# Supplied data
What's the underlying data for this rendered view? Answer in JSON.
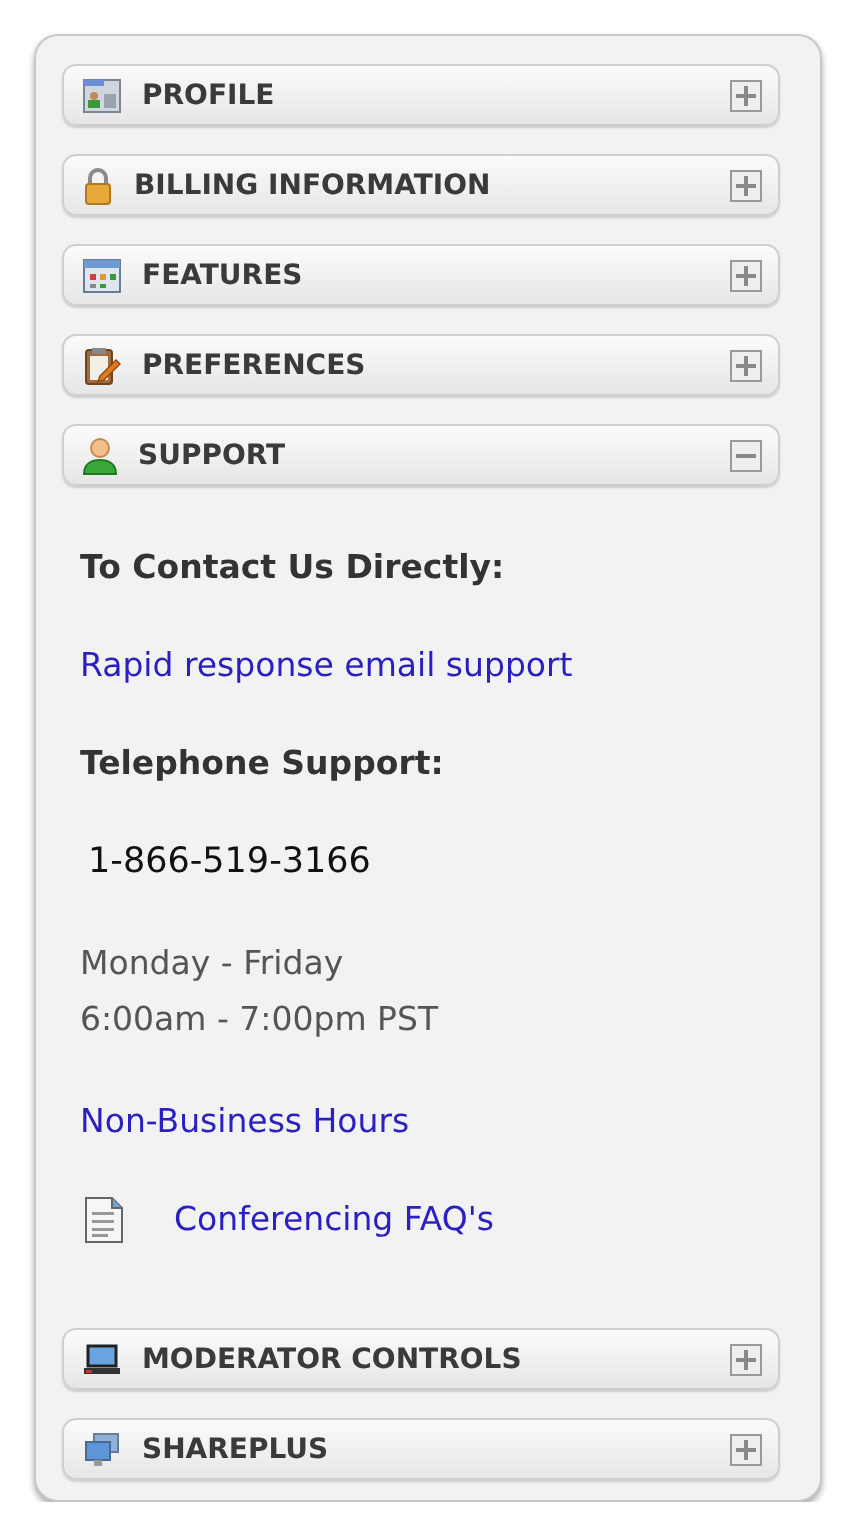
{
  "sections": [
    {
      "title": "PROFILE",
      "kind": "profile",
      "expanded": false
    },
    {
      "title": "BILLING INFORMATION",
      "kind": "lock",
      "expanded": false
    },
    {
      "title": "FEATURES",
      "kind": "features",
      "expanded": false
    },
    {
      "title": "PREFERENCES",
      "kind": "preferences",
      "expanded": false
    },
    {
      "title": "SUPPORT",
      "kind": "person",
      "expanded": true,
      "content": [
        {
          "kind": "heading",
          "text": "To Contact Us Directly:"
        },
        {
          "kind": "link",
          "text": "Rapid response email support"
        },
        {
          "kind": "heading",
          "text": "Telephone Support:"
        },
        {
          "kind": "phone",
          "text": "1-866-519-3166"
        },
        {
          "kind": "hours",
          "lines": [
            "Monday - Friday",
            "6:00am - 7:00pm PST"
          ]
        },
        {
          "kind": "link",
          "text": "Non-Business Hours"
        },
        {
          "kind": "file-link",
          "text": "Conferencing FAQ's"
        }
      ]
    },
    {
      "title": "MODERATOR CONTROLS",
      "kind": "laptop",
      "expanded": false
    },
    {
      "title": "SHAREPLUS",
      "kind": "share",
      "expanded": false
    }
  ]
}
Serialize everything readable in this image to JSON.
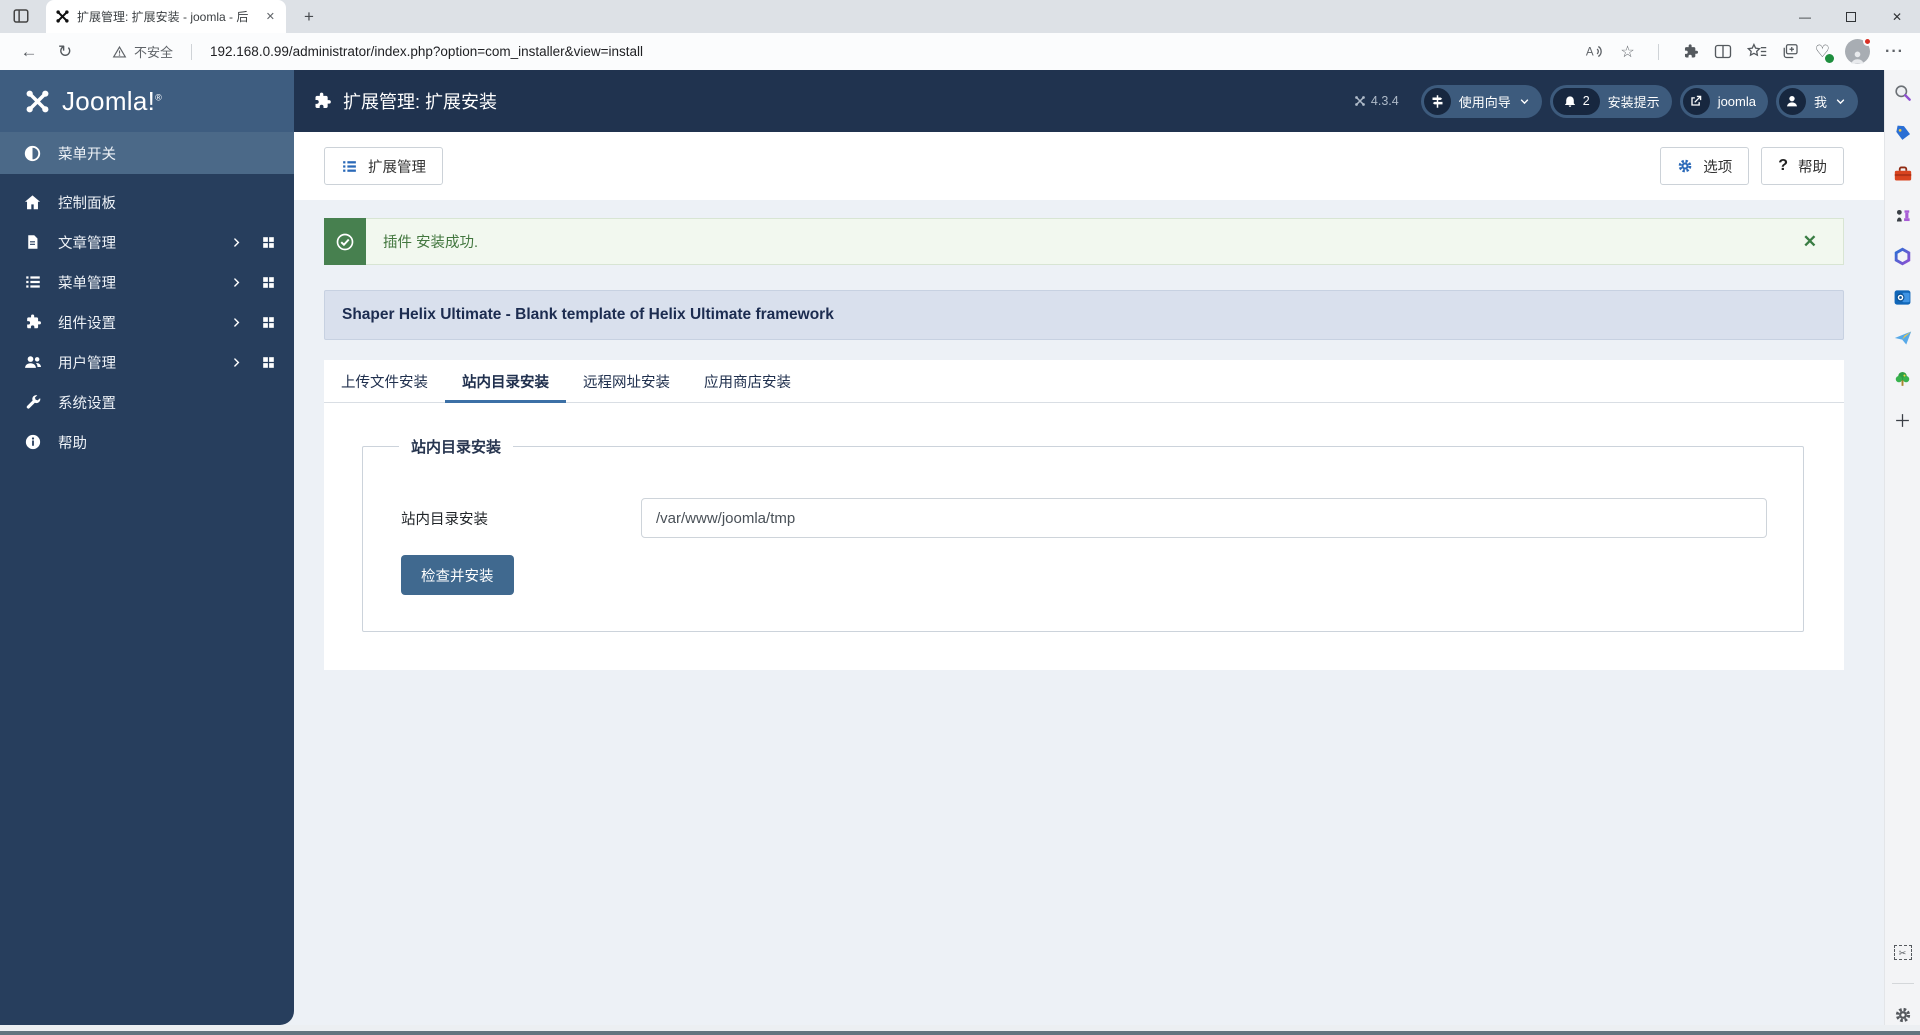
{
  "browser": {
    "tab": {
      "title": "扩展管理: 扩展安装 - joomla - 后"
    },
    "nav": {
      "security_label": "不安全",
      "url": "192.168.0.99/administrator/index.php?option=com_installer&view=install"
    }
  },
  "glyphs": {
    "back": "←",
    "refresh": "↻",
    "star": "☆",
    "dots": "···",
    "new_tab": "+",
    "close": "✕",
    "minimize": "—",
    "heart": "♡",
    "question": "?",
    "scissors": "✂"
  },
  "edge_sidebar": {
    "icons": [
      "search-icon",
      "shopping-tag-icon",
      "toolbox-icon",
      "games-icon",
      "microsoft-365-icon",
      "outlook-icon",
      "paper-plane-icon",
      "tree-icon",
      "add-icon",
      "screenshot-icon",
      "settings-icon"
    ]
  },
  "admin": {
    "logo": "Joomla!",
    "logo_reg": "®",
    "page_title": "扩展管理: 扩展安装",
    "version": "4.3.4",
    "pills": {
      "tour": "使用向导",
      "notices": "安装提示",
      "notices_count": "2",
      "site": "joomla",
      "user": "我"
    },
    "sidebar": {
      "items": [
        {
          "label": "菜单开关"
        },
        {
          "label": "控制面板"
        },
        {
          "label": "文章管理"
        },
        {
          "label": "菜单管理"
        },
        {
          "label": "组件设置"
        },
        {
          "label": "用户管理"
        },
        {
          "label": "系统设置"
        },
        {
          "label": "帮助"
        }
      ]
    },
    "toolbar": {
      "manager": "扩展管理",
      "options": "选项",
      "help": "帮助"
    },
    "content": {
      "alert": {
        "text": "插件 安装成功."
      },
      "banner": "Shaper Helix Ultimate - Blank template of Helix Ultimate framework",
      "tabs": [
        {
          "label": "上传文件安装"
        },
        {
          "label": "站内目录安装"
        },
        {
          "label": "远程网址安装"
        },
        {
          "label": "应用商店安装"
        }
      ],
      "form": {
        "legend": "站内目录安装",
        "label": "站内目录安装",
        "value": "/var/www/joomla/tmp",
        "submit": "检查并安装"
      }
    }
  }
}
...
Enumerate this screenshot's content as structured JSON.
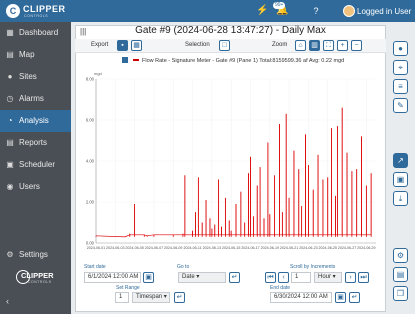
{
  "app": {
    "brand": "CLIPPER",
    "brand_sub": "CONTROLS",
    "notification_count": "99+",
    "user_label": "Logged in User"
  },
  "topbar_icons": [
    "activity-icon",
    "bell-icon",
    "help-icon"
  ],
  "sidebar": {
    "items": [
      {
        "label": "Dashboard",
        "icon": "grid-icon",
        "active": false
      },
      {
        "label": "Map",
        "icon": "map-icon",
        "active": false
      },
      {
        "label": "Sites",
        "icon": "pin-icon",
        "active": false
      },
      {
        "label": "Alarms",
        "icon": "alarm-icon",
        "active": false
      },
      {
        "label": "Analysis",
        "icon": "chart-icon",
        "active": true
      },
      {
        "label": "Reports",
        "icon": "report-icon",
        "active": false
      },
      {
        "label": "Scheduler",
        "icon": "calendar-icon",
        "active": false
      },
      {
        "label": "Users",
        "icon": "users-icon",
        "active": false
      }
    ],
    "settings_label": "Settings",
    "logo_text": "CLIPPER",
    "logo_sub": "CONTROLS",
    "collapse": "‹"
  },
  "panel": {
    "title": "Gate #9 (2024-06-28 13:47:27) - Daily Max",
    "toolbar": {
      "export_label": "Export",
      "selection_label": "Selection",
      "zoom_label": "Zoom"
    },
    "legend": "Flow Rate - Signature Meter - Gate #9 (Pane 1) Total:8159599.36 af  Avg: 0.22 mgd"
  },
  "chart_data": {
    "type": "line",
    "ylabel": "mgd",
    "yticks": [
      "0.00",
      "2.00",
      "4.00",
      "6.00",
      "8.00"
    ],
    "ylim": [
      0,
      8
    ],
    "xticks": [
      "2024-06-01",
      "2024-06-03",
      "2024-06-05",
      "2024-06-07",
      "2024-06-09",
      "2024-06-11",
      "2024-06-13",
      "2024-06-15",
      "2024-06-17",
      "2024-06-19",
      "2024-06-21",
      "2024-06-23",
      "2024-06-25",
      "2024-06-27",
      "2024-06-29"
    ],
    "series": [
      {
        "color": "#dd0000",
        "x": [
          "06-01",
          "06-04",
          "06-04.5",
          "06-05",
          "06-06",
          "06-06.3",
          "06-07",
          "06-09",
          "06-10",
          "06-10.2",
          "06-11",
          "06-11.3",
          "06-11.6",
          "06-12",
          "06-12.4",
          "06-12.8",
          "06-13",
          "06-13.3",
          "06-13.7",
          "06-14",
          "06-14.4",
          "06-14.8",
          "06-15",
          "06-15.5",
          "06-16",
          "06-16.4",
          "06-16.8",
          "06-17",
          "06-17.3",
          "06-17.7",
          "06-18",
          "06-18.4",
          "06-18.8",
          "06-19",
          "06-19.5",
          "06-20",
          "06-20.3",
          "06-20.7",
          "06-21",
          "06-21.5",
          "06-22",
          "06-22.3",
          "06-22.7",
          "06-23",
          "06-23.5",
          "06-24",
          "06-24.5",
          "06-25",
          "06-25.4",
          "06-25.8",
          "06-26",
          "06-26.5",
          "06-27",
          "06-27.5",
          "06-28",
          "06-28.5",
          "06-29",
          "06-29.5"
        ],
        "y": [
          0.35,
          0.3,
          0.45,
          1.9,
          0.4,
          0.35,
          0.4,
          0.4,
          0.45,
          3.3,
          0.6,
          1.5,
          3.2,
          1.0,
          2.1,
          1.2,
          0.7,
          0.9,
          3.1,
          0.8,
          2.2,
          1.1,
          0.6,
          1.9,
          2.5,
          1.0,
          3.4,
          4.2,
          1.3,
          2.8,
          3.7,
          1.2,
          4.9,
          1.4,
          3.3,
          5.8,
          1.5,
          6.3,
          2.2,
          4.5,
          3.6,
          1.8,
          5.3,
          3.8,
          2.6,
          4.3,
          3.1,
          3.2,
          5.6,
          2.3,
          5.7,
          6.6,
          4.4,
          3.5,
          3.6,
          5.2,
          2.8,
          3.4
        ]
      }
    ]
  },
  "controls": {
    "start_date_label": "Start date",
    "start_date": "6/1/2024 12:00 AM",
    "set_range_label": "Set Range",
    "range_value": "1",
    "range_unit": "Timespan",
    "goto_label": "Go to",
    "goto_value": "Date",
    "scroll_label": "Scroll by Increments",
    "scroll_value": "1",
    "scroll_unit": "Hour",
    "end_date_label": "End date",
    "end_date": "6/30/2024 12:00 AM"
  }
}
* * *
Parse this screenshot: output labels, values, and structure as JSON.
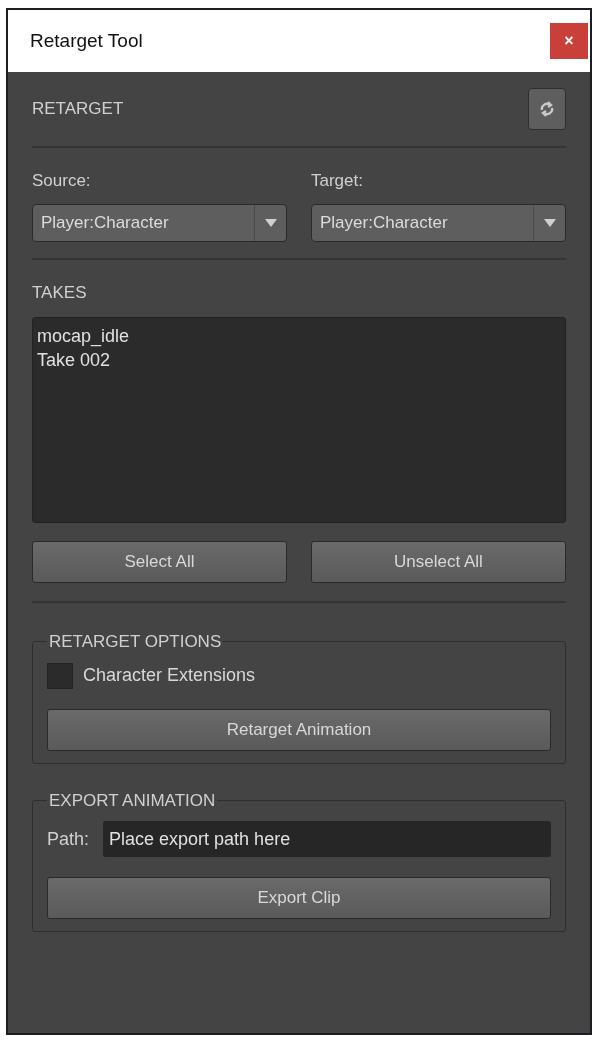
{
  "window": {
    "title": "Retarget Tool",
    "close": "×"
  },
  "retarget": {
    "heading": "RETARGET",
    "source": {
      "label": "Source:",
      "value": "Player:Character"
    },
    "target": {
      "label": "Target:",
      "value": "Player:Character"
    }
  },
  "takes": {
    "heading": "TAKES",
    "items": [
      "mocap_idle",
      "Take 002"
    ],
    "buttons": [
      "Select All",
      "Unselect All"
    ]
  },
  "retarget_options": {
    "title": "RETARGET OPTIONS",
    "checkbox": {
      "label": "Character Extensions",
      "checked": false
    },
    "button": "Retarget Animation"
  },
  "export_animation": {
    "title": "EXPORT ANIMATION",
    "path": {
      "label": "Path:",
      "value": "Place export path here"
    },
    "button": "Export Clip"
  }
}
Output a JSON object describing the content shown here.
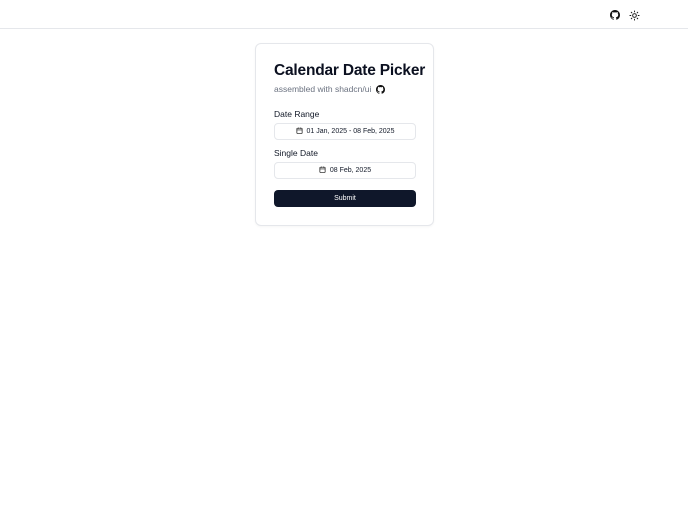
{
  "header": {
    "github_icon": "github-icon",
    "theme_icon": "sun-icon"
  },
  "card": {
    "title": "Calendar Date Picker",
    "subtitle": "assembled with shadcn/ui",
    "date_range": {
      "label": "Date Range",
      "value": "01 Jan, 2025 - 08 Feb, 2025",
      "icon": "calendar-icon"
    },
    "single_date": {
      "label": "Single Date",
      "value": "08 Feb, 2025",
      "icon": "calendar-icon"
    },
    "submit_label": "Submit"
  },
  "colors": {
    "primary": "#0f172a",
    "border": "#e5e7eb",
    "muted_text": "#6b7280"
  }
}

# Work required
Locate all lines holding the word "站内目录安装", then copy them out.

# Output
          "label": "站内目录安装"
        "legend": "站内目录安装",
        "label": "站内目录安装",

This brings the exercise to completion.